** Start of TASK INPUTS **
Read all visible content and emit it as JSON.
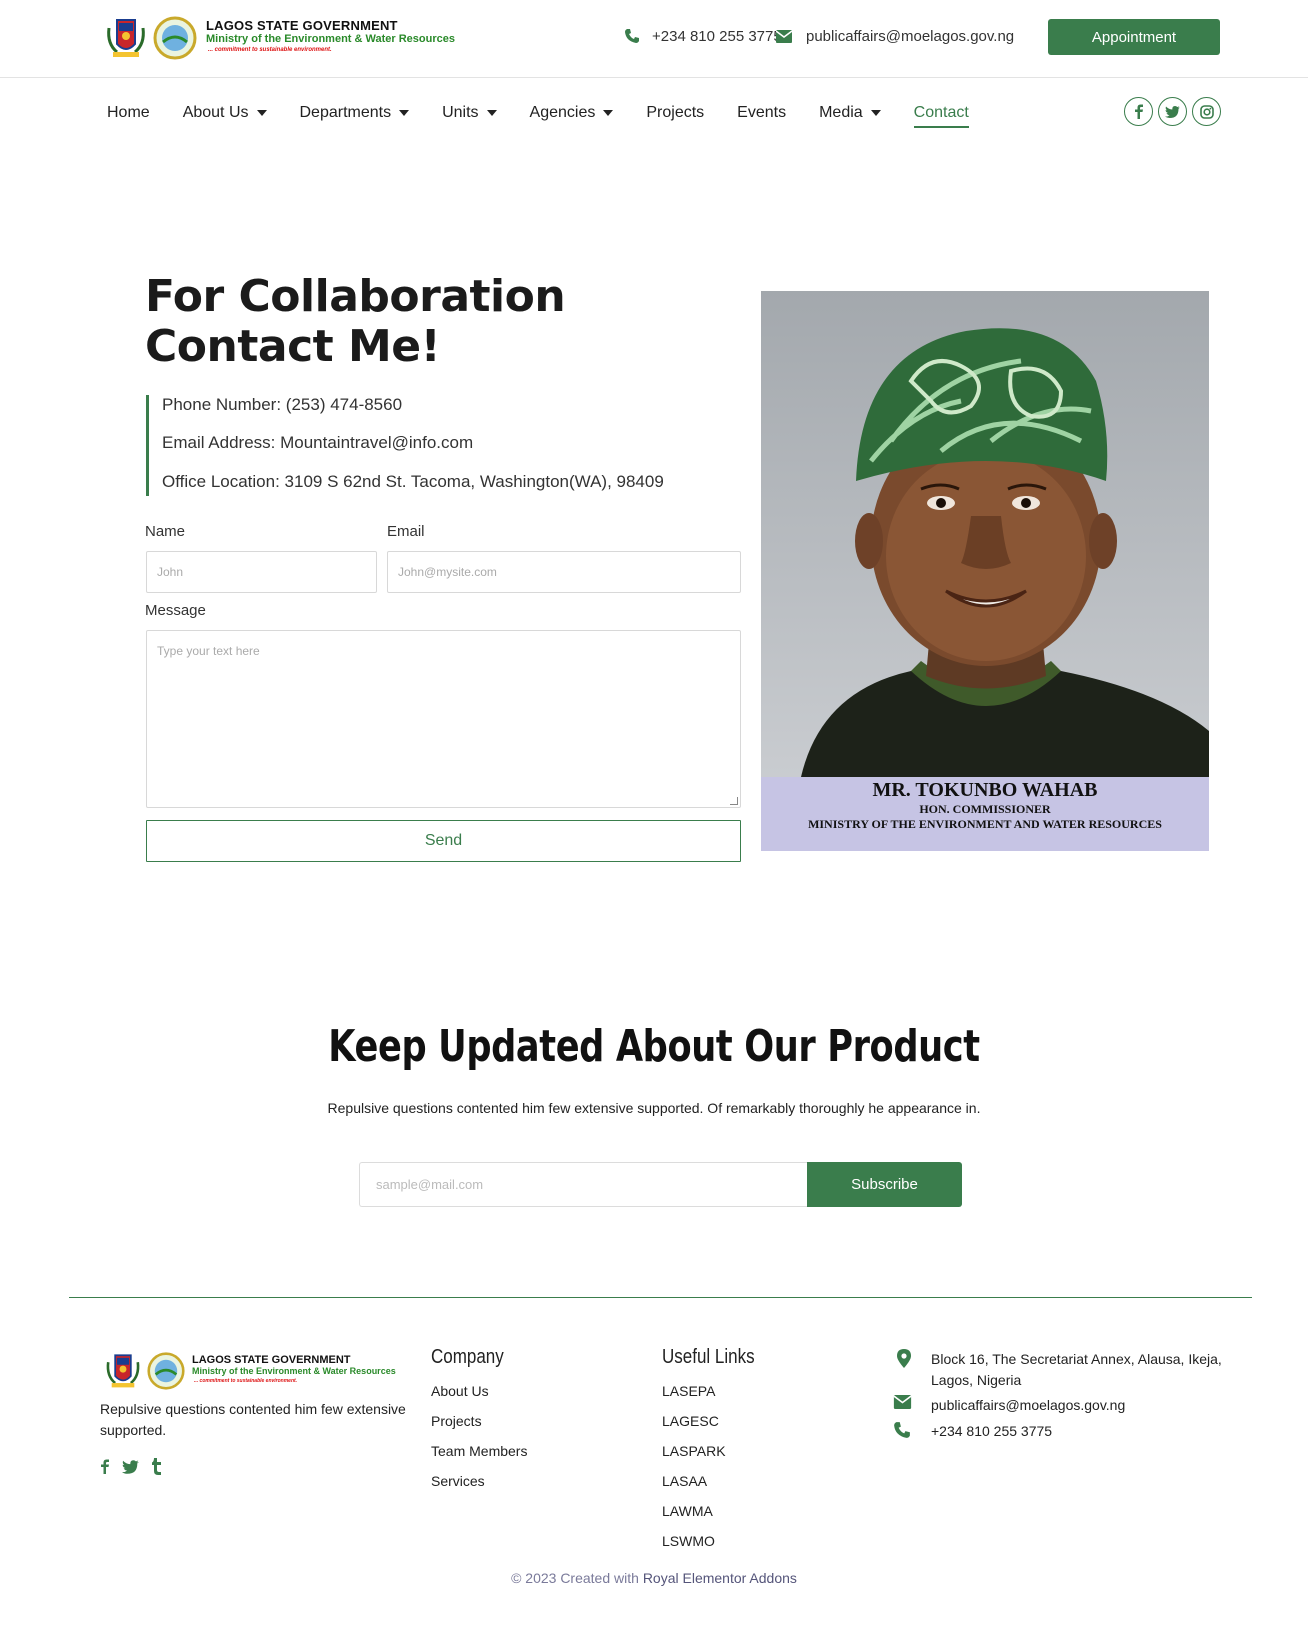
{
  "header": {
    "logo": {
      "line1": "LAGOS STATE GOVERNMENT",
      "line2": "Ministry of the Environment & Water Resources",
      "tagline": "... commitment to sustainable environment."
    },
    "phone": "+234 810 255 3775",
    "email": "publicaffairs@moelagos.gov.ng",
    "appointment_label": "Appointment"
  },
  "nav": {
    "items": [
      {
        "label": "Home"
      },
      {
        "label": "About Us"
      },
      {
        "label": "Departments"
      },
      {
        "label": "Units"
      },
      {
        "label": "Agencies"
      },
      {
        "label": "Projects"
      },
      {
        "label": "Events"
      },
      {
        "label": "Media"
      },
      {
        "label": "Contact"
      }
    ],
    "socials": [
      "facebook-icon",
      "twitter-icon",
      "instagram-icon"
    ]
  },
  "contact_section": {
    "title_line1": "For Collaboration",
    "title_line2": "Contact Me!",
    "phone": "Phone Number: (253) 474-8560",
    "email": "Email Address: Mountaintravel@info.com",
    "location": "Office Location: 3109 S 62nd St. Tacoma, Washington(WA), 98409",
    "form": {
      "name_label": "Name",
      "name_placeholder": "John",
      "email_label": "Email",
      "email_placeholder": "John@mysite.com",
      "message_label": "Message",
      "message_placeholder": "Type your text here",
      "send_label": "Send"
    },
    "portrait": {
      "name": "MR. TOKUNBO WAHAB",
      "role": "HON. COMMISSIONER",
      "ministry": "MINISTRY OF THE ENVIRONMENT AND WATER RESOURCES"
    }
  },
  "newsletter": {
    "title": "Keep Updated About Our Product",
    "subtitle": "Repulsive questions contented him few extensive supported. Of remarkably thoroughly he appearance in.",
    "placeholder": "sample@mail.com",
    "button": "Subscribe"
  },
  "footer": {
    "about": "Repulsive questions contented him few extensive supported.",
    "company_title": "Company",
    "company_links": [
      "About Us",
      "Projects",
      "Team Members",
      "Services"
    ],
    "useful_title": "Useful Links",
    "useful_links": [
      "LASEPA",
      "LAGESC",
      "LASPARK",
      "LASAA",
      "LAWMA",
      "LSWMO"
    ],
    "address": "Block 16, The Secretariat Annex, Alausa, Ikeja, Lagos, Nigeria",
    "email": "publicaffairs@moelagos.gov.ng",
    "phone": "+234 810 255 3775",
    "copyright_prefix": "© 2023 Created with",
    "copyright_link": "Royal Elementor Addons"
  },
  "colors": {
    "accent": "#3a7d4c",
    "text": "#222222"
  }
}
** End of TASK INPUTS **
Output nothing but the number of lines in the data containing the string "questions".

2